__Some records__

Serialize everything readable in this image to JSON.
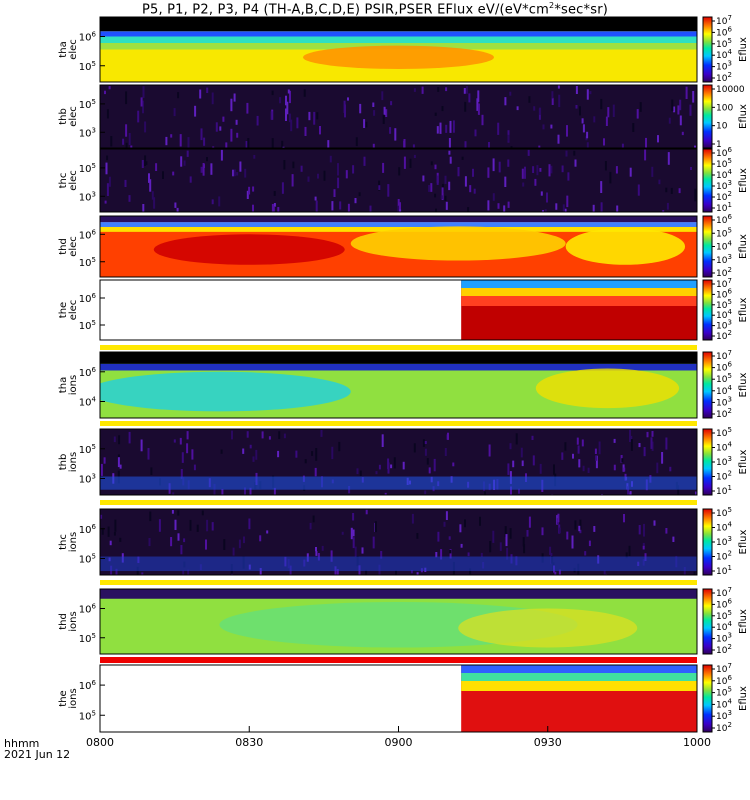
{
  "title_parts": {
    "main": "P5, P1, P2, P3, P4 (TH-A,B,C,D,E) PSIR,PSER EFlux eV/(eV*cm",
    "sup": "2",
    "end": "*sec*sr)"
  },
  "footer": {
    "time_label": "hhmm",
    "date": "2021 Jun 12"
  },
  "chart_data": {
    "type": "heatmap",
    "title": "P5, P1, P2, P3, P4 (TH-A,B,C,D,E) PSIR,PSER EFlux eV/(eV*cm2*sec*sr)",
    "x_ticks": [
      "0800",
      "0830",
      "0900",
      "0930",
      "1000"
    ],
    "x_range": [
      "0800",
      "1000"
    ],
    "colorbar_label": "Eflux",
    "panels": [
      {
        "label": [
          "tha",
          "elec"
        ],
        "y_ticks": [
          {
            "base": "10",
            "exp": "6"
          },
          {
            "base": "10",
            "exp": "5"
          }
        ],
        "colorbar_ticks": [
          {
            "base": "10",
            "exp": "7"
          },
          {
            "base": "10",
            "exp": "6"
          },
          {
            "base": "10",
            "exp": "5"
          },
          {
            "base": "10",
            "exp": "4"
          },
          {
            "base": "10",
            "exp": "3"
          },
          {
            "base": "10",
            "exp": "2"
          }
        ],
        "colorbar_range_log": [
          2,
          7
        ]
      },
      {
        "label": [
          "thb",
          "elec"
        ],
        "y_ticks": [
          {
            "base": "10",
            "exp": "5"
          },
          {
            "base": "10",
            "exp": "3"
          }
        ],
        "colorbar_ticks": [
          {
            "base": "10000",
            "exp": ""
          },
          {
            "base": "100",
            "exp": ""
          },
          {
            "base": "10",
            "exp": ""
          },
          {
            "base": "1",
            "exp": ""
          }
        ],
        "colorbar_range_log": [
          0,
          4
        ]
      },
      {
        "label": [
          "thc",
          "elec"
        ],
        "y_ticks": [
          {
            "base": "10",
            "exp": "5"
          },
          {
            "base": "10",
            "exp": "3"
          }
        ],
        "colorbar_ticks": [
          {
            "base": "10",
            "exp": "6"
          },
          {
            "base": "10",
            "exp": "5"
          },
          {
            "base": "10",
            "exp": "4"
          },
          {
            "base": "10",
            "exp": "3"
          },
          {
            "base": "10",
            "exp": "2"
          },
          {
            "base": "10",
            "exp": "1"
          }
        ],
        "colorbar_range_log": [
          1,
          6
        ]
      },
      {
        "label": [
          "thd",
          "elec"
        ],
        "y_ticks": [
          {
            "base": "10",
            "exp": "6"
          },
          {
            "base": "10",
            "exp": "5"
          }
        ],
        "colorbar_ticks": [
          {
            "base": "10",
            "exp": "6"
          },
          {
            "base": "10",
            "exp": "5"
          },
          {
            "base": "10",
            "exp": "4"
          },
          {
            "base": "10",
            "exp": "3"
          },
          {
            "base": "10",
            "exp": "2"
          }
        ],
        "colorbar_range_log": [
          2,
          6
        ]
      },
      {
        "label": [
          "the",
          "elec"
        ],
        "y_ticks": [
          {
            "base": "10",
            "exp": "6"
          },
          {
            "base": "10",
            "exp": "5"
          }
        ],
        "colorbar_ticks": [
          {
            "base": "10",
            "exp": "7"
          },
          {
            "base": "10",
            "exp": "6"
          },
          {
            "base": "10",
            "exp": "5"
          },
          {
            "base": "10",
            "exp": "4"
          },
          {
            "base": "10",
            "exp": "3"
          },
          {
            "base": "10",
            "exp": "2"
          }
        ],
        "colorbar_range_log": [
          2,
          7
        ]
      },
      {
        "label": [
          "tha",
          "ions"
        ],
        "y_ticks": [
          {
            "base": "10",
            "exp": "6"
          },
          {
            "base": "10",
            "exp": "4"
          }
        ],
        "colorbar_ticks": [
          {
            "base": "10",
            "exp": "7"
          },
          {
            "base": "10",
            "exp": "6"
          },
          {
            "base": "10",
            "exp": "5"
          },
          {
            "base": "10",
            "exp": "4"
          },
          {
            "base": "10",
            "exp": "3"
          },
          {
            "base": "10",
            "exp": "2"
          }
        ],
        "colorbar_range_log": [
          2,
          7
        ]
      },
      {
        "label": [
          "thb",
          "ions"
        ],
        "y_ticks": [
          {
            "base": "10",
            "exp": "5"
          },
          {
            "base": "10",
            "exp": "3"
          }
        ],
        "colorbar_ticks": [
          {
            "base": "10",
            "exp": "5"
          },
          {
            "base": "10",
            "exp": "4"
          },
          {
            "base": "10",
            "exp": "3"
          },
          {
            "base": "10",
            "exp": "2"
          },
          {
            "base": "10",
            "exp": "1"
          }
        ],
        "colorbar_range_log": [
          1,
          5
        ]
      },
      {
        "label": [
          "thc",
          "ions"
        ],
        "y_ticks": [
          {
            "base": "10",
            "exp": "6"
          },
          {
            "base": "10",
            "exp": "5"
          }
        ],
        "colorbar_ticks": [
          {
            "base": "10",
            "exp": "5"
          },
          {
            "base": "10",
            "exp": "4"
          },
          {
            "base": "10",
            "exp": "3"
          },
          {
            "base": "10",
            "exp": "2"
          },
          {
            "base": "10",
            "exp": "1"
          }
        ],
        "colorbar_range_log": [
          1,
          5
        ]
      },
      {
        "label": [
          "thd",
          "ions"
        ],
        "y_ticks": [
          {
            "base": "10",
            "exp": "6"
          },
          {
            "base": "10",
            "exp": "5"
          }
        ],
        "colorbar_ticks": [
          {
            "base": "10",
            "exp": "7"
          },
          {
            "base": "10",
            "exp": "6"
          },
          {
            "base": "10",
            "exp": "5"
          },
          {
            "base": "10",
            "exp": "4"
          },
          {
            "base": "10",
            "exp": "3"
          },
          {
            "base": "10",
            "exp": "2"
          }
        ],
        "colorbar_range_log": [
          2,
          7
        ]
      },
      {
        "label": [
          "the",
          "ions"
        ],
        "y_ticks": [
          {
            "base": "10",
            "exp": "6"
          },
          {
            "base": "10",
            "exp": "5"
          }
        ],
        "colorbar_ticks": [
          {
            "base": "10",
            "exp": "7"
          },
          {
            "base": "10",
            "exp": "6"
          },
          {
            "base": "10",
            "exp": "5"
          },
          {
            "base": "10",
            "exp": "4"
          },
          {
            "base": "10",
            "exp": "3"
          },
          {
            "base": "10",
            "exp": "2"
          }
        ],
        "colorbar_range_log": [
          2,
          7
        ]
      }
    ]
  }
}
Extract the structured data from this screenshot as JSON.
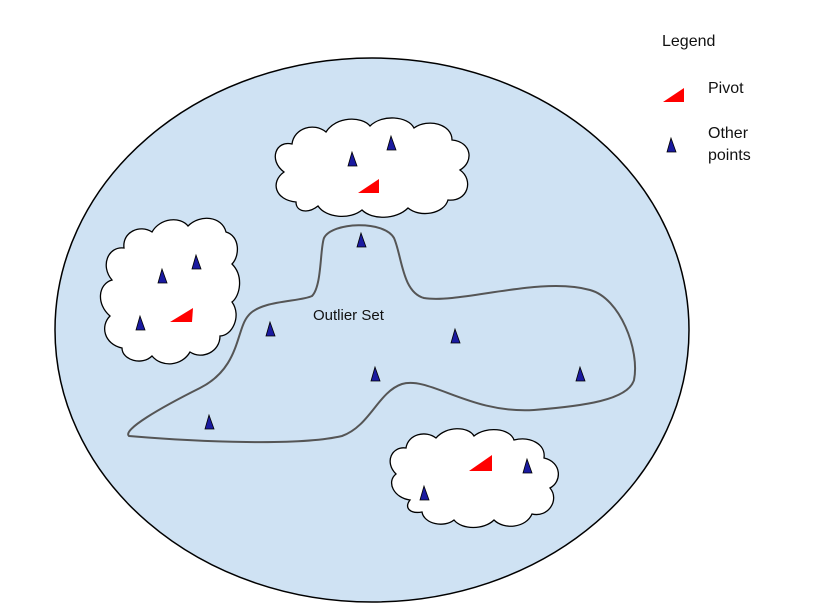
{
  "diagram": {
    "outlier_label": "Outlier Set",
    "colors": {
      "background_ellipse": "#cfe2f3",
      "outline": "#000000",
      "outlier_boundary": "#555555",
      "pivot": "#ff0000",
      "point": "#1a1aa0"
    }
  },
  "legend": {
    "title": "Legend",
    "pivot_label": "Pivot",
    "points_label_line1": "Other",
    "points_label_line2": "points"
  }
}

__Set exercise__
Repeat the material above word for word, please, apart from its images.

__Result__
Serialize everything readable in this image to JSON.
{
  "title_parts": {
    "main": "P5, P1, P2, P3, P4 (TH-A,B,C,D,E) PSIR,PSER EFlux eV/(eV*cm",
    "sup": "2",
    "end": "*sec*sr)"
  },
  "footer": {
    "time_label": "hhmm",
    "date": "2021 Jun 12"
  },
  "chart_data": {
    "type": "heatmap",
    "title": "P5, P1, P2, P3, P4 (TH-A,B,C,D,E) PSIR,PSER EFlux eV/(eV*cm2*sec*sr)",
    "x_ticks": [
      "0800",
      "0830",
      "0900",
      "0930",
      "1000"
    ],
    "x_range": [
      "0800",
      "1000"
    ],
    "colorbar_label": "Eflux",
    "panels": [
      {
        "label": [
          "tha",
          "elec"
        ],
        "y_ticks": [
          {
            "base": "10",
            "exp": "6"
          },
          {
            "base": "10",
            "exp": "5"
          }
        ],
        "colorbar_ticks": [
          {
            "base": "10",
            "exp": "7"
          },
          {
            "base": "10",
            "exp": "6"
          },
          {
            "base": "10",
            "exp": "5"
          },
          {
            "base": "10",
            "exp": "4"
          },
          {
            "base": "10",
            "exp": "3"
          },
          {
            "base": "10",
            "exp": "2"
          }
        ],
        "colorbar_range_log": [
          2,
          7
        ]
      },
      {
        "label": [
          "thb",
          "elec"
        ],
        "y_ticks": [
          {
            "base": "10",
            "exp": "5"
          },
          {
            "base": "10",
            "exp": "3"
          }
        ],
        "colorbar_ticks": [
          {
            "base": "10000",
            "exp": ""
          },
          {
            "base": "100",
            "exp": ""
          },
          {
            "base": "10",
            "exp": ""
          },
          {
            "base": "1",
            "exp": ""
          }
        ],
        "colorbar_range_log": [
          0,
          4
        ]
      },
      {
        "label": [
          "thc",
          "elec"
        ],
        "y_ticks": [
          {
            "base": "10",
            "exp": "5"
          },
          {
            "base": "10",
            "exp": "3"
          }
        ],
        "colorbar_ticks": [
          {
            "base": "10",
            "exp": "6"
          },
          {
            "base": "10",
            "exp": "5"
          },
          {
            "base": "10",
            "exp": "4"
          },
          {
            "base": "10",
            "exp": "3"
          },
          {
            "base": "10",
            "exp": "2"
          },
          {
            "base": "10",
            "exp": "1"
          }
        ],
        "colorbar_range_log": [
          1,
          6
        ]
      },
      {
        "label": [
          "thd",
          "elec"
        ],
        "y_ticks": [
          {
            "base": "10",
            "exp": "6"
          },
          {
            "base": "10",
            "exp": "5"
          }
        ],
        "colorbar_ticks": [
          {
            "base": "10",
            "exp": "6"
          },
          {
            "base": "10",
            "exp": "5"
          },
          {
            "base": "10",
            "exp": "4"
          },
          {
            "base": "10",
            "exp": "3"
          },
          {
            "base": "10",
            "exp": "2"
          }
        ],
        "colorbar_range_log": [
          2,
          6
        ]
      },
      {
        "label": [
          "the",
          "elec"
        ],
        "y_ticks": [
          {
            "base": "10",
            "exp": "6"
          },
          {
            "base": "10",
            "exp": "5"
          }
        ],
        "colorbar_ticks": [
          {
            "base": "10",
            "exp": "7"
          },
          {
            "base": "10",
            "exp": "6"
          },
          {
            "base": "10",
            "exp": "5"
          },
          {
            "base": "10",
            "exp": "4"
          },
          {
            "base": "10",
            "exp": "3"
          },
          {
            "base": "10",
            "exp": "2"
          }
        ],
        "colorbar_range_log": [
          2,
          7
        ]
      },
      {
        "label": [
          "tha",
          "ions"
        ],
        "y_ticks": [
          {
            "base": "10",
            "exp": "6"
          },
          {
            "base": "10",
            "exp": "4"
          }
        ],
        "colorbar_ticks": [
          {
            "base": "10",
            "exp": "7"
          },
          {
            "base": "10",
            "exp": "6"
          },
          {
            "base": "10",
            "exp": "5"
          },
          {
            "base": "10",
            "exp": "4"
          },
          {
            "base": "10",
            "exp": "3"
          },
          {
            "base": "10",
            "exp": "2"
          }
        ],
        "colorbar_range_log": [
          2,
          7
        ]
      },
      {
        "label": [
          "thb",
          "ions"
        ],
        "y_ticks": [
          {
            "base": "10",
            "exp": "5"
          },
          {
            "base": "10",
            "exp": "3"
          }
        ],
        "colorbar_ticks": [
          {
            "base": "10",
            "exp": "5"
          },
          {
            "base": "10",
            "exp": "4"
          },
          {
            "base": "10",
            "exp": "3"
          },
          {
            "base": "10",
            "exp": "2"
          },
          {
            "base": "10",
            "exp": "1"
          }
        ],
        "colorbar_range_log": [
          1,
          5
        ]
      },
      {
        "label": [
          "thc",
          "ions"
        ],
        "y_ticks": [
          {
            "base": "10",
            "exp": "6"
          },
          {
            "base": "10",
            "exp": "5"
          }
        ],
        "colorbar_ticks": [
          {
            "base": "10",
            "exp": "5"
          },
          {
            "base": "10",
            "exp": "4"
          },
          {
            "base": "10",
            "exp": "3"
          },
          {
            "base": "10",
            "exp": "2"
          },
          {
            "base": "10",
            "exp": "1"
          }
        ],
        "colorbar_range_log": [
          1,
          5
        ]
      },
      {
        "label": [
          "thd",
          "ions"
        ],
        "y_ticks": [
          {
            "base": "10",
            "exp": "6"
          },
          {
            "base": "10",
            "exp": "5"
          }
        ],
        "colorbar_ticks": [
          {
            "base": "10",
            "exp": "7"
          },
          {
            "base": "10",
            "exp": "6"
          },
          {
            "base": "10",
            "exp": "5"
          },
          {
            "base": "10",
            "exp": "4"
          },
          {
            "base": "10",
            "exp": "3"
          },
          {
            "base": "10",
            "exp": "2"
          }
        ],
        "colorbar_range_log": [
          2,
          7
        ]
      },
      {
        "label": [
          "the",
          "ions"
        ],
        "y_ticks": [
          {
            "base": "10",
            "exp": "6"
          },
          {
            "base": "10",
            "exp": "5"
          }
        ],
        "colorbar_ticks": [
          {
            "base": "10",
            "exp": "7"
          },
          {
            "base": "10",
            "exp": "6"
          },
          {
            "base": "10",
            "exp": "5"
          },
          {
            "base": "10",
            "exp": "4"
          },
          {
            "base": "10",
            "exp": "3"
          },
          {
            "base": "10",
            "exp": "2"
          }
        ],
        "colorbar_range_log": [
          2,
          7
        ]
      }
    ]
  }
}
Extract the structured data from this screenshot as JSON.
{
  "diagram": {
    "outlier_label": "Outlier Set",
    "colors": {
      "background_ellipse": "#cfe2f3",
      "outline": "#000000",
      "outlier_boundary": "#555555",
      "pivot": "#ff0000",
      "point": "#1a1aa0"
    }
  },
  "legend": {
    "title": "Legend",
    "pivot_label": "Pivot",
    "points_label_line1": "Other",
    "points_label_line2": "points"
  }
}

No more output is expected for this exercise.